_Stated goal_
Pictures stay out; everything else in the records below is copied exactly.

=-=-=

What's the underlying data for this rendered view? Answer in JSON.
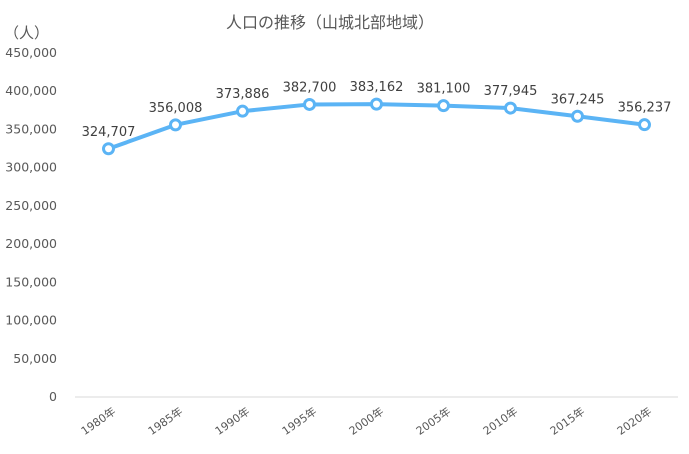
{
  "chart_data": {
    "type": "line",
    "title": "人口の推移（山城北部地域）",
    "y_unit_label": "（人）",
    "categories": [
      "1980年",
      "1985年",
      "1990年",
      "1995年",
      "2000年",
      "2005年",
      "2010年",
      "2015年",
      "2020年"
    ],
    "series": [
      {
        "values": [
          324707,
          356008,
          373886,
          382700,
          383162,
          381100,
          377945,
          367245,
          356237
        ],
        "data_labels": [
          "324,707",
          "356,008",
          "373,886",
          "382,700",
          "383,162",
          "381,100",
          "377,945",
          "367,245",
          "356,237"
        ],
        "color": "#5BB4F5"
      }
    ],
    "ylim": [
      0,
      450000
    ],
    "y_ticks": [
      "0",
      "50,000",
      "100,000",
      "150,000",
      "200,000",
      "250,000",
      "300,000",
      "350,000",
      "400,000",
      "450,000"
    ],
    "grid": false,
    "legend": "none"
  }
}
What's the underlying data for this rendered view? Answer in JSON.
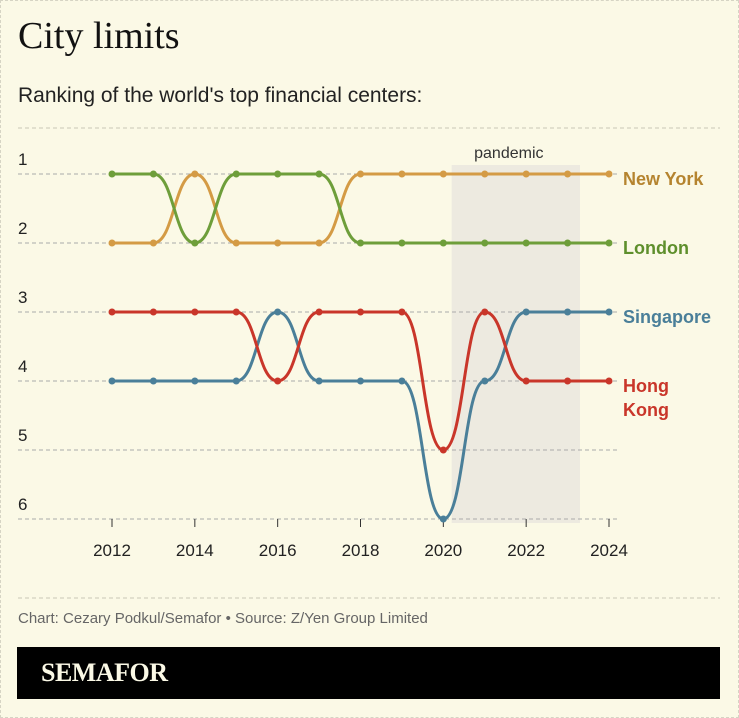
{
  "title": "City limits",
  "subtitle": "Ranking of the world's top financial centers:",
  "source": "Chart: Cezary Podkul/Semafor • Source: Z/Yen Group Limited",
  "brand": "SEMAFOR",
  "chart_data": {
    "type": "line",
    "x": [
      2012,
      2013,
      2014,
      2015,
      2016,
      2017,
      2018,
      2019,
      2020,
      2021,
      2022,
      2023,
      2024
    ],
    "x_ticks": [
      "2012",
      "2014",
      "2016",
      "2018",
      "2020",
      "2022",
      "2024"
    ],
    "y_ticks": [
      "1",
      "2",
      "3",
      "4",
      "5",
      "6"
    ],
    "ylim": [
      1,
      6
    ],
    "y_inverted": true,
    "grid": true,
    "annotation": {
      "label": "pandemic",
      "x_range": [
        2020.2,
        2023.3
      ],
      "color": "#edeae0"
    },
    "series": [
      {
        "name": "New York",
        "color": "#d49b45",
        "label_color": "#b5842f",
        "values": [
          2,
          2,
          1,
          2,
          2,
          2,
          1,
          1,
          1,
          1,
          1,
          1,
          1
        ]
      },
      {
        "name": "London",
        "color": "#6e9e3a",
        "label_color": "#5e8f2c",
        "values": [
          1,
          1,
          2,
          1,
          1,
          1,
          2,
          2,
          2,
          2,
          2,
          2,
          2
        ]
      },
      {
        "name": "Singapore",
        "color": "#4a7f99",
        "label_color": "#4a7f99",
        "values": [
          4,
          4,
          4,
          4,
          3,
          4,
          4,
          4,
          6,
          4,
          3,
          3,
          3
        ]
      },
      {
        "name": "Hong Kong",
        "label_lines": [
          "Hong",
          "Kong"
        ],
        "color": "#c9362a",
        "label_color": "#c9362a",
        "values": [
          3,
          3,
          3,
          3,
          4,
          3,
          3,
          3,
          5,
          3,
          4,
          4,
          4
        ]
      }
    ]
  }
}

=-=-=

_Exercise solution_
What's the underlying data for this rendered view? Answer in JSON.
{
  "chart_data": {
    "type": "line",
    "title": "人口の推移（山城北部地域）",
    "y_unit_label": "（人）",
    "categories": [
      "1980年",
      "1985年",
      "1990年",
      "1995年",
      "2000年",
      "2005年",
      "2010年",
      "2015年",
      "2020年"
    ],
    "series": [
      {
        "values": [
          324707,
          356008,
          373886,
          382700,
          383162,
          381100,
          377945,
          367245,
          356237
        ],
        "data_labels": [
          "324,707",
          "356,008",
          "373,886",
          "382,700",
          "383,162",
          "381,100",
          "377,945",
          "367,245",
          "356,237"
        ],
        "color": "#5BB4F5"
      }
    ],
    "ylim": [
      0,
      450000
    ],
    "y_ticks": [
      "0",
      "50,000",
      "100,000",
      "150,000",
      "200,000",
      "250,000",
      "300,000",
      "350,000",
      "400,000",
      "450,000"
    ],
    "grid": false,
    "legend": "none"
  }
}
What's the underlying data for this rendered view? Answer in JSON.
{
  "title": "City limits",
  "subtitle": "Ranking of the world's top financial centers:",
  "source": "Chart: Cezary Podkul/Semafor • Source: Z/Yen Group Limited",
  "brand": "SEMAFOR",
  "chart_data": {
    "type": "line",
    "x": [
      2012,
      2013,
      2014,
      2015,
      2016,
      2017,
      2018,
      2019,
      2020,
      2021,
      2022,
      2023,
      2024
    ],
    "x_ticks": [
      "2012",
      "2014",
      "2016",
      "2018",
      "2020",
      "2022",
      "2024"
    ],
    "y_ticks": [
      "1",
      "2",
      "3",
      "4",
      "5",
      "6"
    ],
    "ylim": [
      1,
      6
    ],
    "y_inverted": true,
    "grid": true,
    "annotation": {
      "label": "pandemic",
      "x_range": [
        2020.2,
        2023.3
      ],
      "color": "#edeae0"
    },
    "series": [
      {
        "name": "New York",
        "color": "#d49b45",
        "label_color": "#b5842f",
        "values": [
          2,
          2,
          1,
          2,
          2,
          2,
          1,
          1,
          1,
          1,
          1,
          1,
          1
        ]
      },
      {
        "name": "London",
        "color": "#6e9e3a",
        "label_color": "#5e8f2c",
        "values": [
          1,
          1,
          2,
          1,
          1,
          1,
          2,
          2,
          2,
          2,
          2,
          2,
          2
        ]
      },
      {
        "name": "Singapore",
        "color": "#4a7f99",
        "label_color": "#4a7f99",
        "values": [
          4,
          4,
          4,
          4,
          3,
          4,
          4,
          4,
          6,
          4,
          3,
          3,
          3
        ]
      },
      {
        "name": "Hong Kong",
        "label_lines": [
          "Hong",
          "Kong"
        ],
        "color": "#c9362a",
        "label_color": "#c9362a",
        "values": [
          3,
          3,
          3,
          3,
          4,
          3,
          3,
          3,
          5,
          3,
          4,
          4,
          4
        ]
      }
    ]
  }
}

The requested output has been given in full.